(Lines of data)
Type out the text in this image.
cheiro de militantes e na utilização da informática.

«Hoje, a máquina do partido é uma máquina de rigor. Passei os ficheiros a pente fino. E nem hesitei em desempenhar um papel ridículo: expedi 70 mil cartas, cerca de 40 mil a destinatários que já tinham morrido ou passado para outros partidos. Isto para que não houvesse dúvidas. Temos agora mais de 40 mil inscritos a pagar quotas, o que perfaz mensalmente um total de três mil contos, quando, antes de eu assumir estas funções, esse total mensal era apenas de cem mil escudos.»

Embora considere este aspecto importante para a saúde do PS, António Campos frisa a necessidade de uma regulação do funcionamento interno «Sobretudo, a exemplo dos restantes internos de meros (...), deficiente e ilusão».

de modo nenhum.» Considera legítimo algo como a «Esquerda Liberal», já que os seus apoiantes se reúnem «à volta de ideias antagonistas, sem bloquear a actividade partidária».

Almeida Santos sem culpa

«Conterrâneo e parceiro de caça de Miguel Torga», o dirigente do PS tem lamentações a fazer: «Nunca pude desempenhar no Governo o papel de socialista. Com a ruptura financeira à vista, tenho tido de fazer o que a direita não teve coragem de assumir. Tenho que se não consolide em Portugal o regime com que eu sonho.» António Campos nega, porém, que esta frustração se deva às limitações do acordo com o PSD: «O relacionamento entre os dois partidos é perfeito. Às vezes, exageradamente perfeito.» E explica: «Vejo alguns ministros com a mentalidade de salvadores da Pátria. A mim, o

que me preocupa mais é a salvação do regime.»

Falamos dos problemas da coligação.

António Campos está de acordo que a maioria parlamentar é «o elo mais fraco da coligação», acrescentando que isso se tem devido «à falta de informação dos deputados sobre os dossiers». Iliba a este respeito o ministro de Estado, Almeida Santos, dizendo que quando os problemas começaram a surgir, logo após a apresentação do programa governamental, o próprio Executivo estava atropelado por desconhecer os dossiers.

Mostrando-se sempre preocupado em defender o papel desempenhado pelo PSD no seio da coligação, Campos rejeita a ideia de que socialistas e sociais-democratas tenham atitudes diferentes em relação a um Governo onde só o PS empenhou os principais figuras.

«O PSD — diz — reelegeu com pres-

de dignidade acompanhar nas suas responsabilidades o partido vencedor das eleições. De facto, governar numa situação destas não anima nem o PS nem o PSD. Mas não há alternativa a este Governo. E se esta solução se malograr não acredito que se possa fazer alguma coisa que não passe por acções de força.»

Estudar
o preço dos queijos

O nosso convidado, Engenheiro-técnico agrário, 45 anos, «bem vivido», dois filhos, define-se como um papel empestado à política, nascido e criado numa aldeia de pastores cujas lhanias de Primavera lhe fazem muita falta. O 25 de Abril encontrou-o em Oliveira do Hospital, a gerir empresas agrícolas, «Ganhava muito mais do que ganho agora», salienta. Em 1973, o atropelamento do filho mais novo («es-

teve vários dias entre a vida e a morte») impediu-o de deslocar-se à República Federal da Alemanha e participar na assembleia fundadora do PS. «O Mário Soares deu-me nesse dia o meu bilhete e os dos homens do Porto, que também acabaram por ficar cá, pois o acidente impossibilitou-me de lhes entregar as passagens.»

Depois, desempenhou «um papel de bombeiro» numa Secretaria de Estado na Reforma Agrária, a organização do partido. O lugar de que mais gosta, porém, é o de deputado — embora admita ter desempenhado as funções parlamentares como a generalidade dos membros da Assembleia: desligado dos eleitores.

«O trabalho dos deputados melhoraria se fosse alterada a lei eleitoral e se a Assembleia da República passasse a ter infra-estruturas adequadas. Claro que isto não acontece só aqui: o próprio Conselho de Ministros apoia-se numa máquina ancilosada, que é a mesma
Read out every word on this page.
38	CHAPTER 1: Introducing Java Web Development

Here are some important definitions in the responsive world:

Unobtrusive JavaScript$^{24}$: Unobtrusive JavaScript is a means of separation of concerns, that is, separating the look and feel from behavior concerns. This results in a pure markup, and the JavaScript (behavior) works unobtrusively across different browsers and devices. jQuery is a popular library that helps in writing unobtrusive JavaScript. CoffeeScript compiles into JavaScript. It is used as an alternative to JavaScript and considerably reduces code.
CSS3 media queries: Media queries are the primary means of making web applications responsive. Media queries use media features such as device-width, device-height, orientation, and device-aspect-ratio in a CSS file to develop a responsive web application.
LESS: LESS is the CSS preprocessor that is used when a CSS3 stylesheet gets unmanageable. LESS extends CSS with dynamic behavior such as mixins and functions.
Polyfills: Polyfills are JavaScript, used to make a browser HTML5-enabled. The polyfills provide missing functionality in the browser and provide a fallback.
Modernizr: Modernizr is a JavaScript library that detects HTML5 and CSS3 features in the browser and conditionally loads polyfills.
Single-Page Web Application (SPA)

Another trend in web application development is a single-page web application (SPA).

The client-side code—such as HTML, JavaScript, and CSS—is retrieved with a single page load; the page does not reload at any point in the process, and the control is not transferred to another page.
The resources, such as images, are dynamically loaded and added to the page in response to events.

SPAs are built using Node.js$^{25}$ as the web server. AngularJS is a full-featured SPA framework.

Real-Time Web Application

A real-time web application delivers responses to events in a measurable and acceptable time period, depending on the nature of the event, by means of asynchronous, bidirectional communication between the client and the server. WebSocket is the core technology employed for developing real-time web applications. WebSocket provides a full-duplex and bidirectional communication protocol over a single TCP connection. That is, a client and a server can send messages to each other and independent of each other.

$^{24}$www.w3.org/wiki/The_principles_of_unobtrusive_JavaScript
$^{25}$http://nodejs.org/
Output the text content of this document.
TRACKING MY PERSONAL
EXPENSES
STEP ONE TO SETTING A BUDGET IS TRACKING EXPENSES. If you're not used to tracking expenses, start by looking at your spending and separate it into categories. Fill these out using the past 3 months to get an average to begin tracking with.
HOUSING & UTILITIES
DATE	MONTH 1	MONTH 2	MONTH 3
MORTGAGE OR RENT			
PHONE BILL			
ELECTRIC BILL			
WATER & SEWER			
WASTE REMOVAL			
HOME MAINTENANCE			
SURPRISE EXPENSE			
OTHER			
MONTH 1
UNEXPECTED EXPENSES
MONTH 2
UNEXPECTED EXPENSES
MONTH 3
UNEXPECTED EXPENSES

* AIM *
Print all the data exactly.

* EXERCISE SOLUTION *
Type out the text in this image.
cheiro de militantes e na utilização da informática.

«Hoje, a máquina do partido é uma máquina de rigor. Passei os ficheiros a pente fino. E nem hesitei em desempenhar um papel ridículo: expedi 70 mil cartas, cerca de 40 mil a destinatários que já tinham morrido ou passado para outros partidos. Isto para que não houvesse dúvidas. Temos agora mais de 40 mil inscritos a pagar quotas, o que perfaz mensalmente um total de três mil contos, quando, antes de eu assumir estas funções, esse total mensal era apenas de cem mil escudos.»

Embora considere este aspecto importante para a saúde do PS, António Campos frisa a necessidade de uma regulação do funcionamento interno «Sobretudo, a exemplo dos restantes internos de meros (...), deficiente e ilusão».

de modo nenhum.» Considera legítimo algo como a «Esquerda Liberal», já que os seus apoiantes se reúnem «à volta de ideias antagonistas, sem bloquear a actividade partidária».

Almeida Santos sem culpa

«Conterrâneo e parceiro de caça de Miguel Torga», o dirigente do PS tem lamentações a fazer: «Nunca pude desempenhar no Governo o papel de socialista. Com a ruptura financeira à vista, tenho tido de fazer o que a direita não teve coragem de assumir. Tenho que se não consolide em Portugal o regime com que eu sonho.» António Campos nega, porém, que esta frustração se deva às limitações do acordo com o PSD: «O relacionamento entre os dois partidos é perfeito. Às vezes, exageradamente perfeito.» E explica: «Vejo alguns ministros com a mentalidade de salvadores da Pátria. A mim, o

que me preocupa mais é a salvação do regime.»

Falamos dos problemas da coligação.

António Campos está de acordo que a maioria parlamentar é «o elo mais fraco da coligação», acrescentando que isso se tem devido «à falta de informação dos deputados sobre os dossiers». Iliba a este respeito o ministro de Estado, Almeida Santos, dizendo que quando os problemas começaram a surgir, logo após a apresentação do programa governamental, o próprio Executivo estava atropelado por desconhecer os dossiers.

Mostrando-se sempre preocupado em defender o papel desempenhado pelo PSD no seio da coligação, Campos rejeita a ideia de que socialistas e sociais-democratas tenham atitudes diferentes em relação a um Governo onde só o PS empenhou os principais figuras.

«O PSD — diz — reelegeu com pres-

de dignidade acompanhar nas suas responsabilidades o partido vencedor das eleições. De facto, governar numa situação destas não anima nem o PS nem o PSD. Mas não há alternativa a este Governo. E se esta solução se malograr não acredito que se possa fazer alguma coisa que não passe por acções de força.»

Estudar
o preço dos queijos

O nosso convidado, Engenheiro-técnico agrário, 45 anos, «bem vivido», dois filhos, define-se como um papel empestado à política, nascido e criado numa aldeia de pastores cujas lhanias de Primavera lhe fazem muita falta. O 25 de Abril encontrou-o em Oliveira do Hospital, a gerir empresas agrícolas, «Ganhava muito mais do que ganho agora», salienta. Em 1973, o atropelamento do filho mais novo («es-

teve vários dias entre a vida e a morte») impediu-o de deslocar-se à República Federal da Alemanha e participar na assembleia fundadora do PS. «O Mário Soares deu-me nesse dia o meu bilhete e os dos homens do Porto, que também acabaram por ficar cá, pois o acidente impossibilitou-me de lhes entregar as passagens.»

Depois, desempenhou «um papel de bombeiro» numa Secretaria de Estado na Reforma Agrária, a organização do partido. O lugar de que mais gosta, porém, é o de deputado — embora admita ter desempenhado as funções parlamentares como a generalidade dos membros da Assembleia: desligado dos eleitores.

«O trabalho dos deputados melhoraria se fosse alterada a lei eleitoral e se a Assembleia da República passasse a ter infra-estruturas adequadas. Claro que isto não acontece só aqui: o próprio Conselho de Ministros apoia-se numa máquina ancilosada, que é a mesma
Read out every word on this page.
38	CHAPTER 1: Introducing Java Web Development

Here are some important definitions in the responsive world:

Unobtrusive JavaScript$^{24}$: Unobtrusive JavaScript is a means of separation of concerns, that is, separating the look and feel from behavior concerns. This results in a pure markup, and the JavaScript (behavior) works unobtrusively across different browsers and devices. jQuery is a popular library that helps in writing unobtrusive JavaScript. CoffeeScript compiles into JavaScript. It is used as an alternative to JavaScript and considerably reduces code.
CSS3 media queries: Media queries are the primary means of making web applications responsive. Media queries use media features such as device-width, device-height, orientation, and device-aspect-ratio in a CSS file to develop a responsive web application.
LESS: LESS is the CSS preprocessor that is used when a CSS3 stylesheet gets unmanageable. LESS extends CSS with dynamic behavior such as mixins and functions.
Polyfills: Polyfills are JavaScript, used to make a browser HTML5-enabled. The polyfills provide missing functionality in the browser and provide a fallback.
Modernizr: Modernizr is a JavaScript library that detects HTML5 and CSS3 features in the browser and conditionally loads polyfills.
Single-Page Web Application (SPA)

Another trend in web application development is a single-page web application (SPA).

The client-side code—such as HTML, JavaScript, and CSS—is retrieved with a single page load; the page does not reload at any point in the process, and the control is not transferred to another page.
The resources, such as images, are dynamically loaded and added to the page in response to events.

SPAs are built using Node.js$^{25}$ as the web server. AngularJS is a full-featured SPA framework.

Real-Time Web Application

A real-time web application delivers responses to events in a measurable and acceptable time period, depending on the nature of the event, by means of asynchronous, bidirectional communication between the client and the server. WebSocket is the core technology employed for developing real-time web applications. WebSocket provides a full-duplex and bidirectional communication protocol over a single TCP connection. That is, a client and a server can send messages to each other and independent of each other.

$^{24}$www.w3.org/wiki/The_principles_of_unobtrusive_JavaScript
$^{25}$http://nodejs.org/
Output the text content of this document.
TRACKING MY PERSONAL
EXPENSES
STEP ONE TO SETTING A BUDGET IS TRACKING EXPENSES. If you're not used to tracking expenses, start by looking at your spending and separate it into categories. Fill these out using the past 3 months to get an average to begin tracking with.
HOUSING & UTILITIES
DATE	MONTH 1	MONTH 2	MONTH 3
MORTGAGE OR RENT			
PHONE BILL			
ELECTRIC BILL			
WATER & SEWER			
WASTE REMOVAL			
HOME MAINTENANCE			
SURPRISE EXPENSE			
OTHER			
MONTH 1
UNEXPECTED EXPENSES
MONTH 2
UNEXPECTED EXPENSES
MONTH 3
UNEXPECTED EXPENSES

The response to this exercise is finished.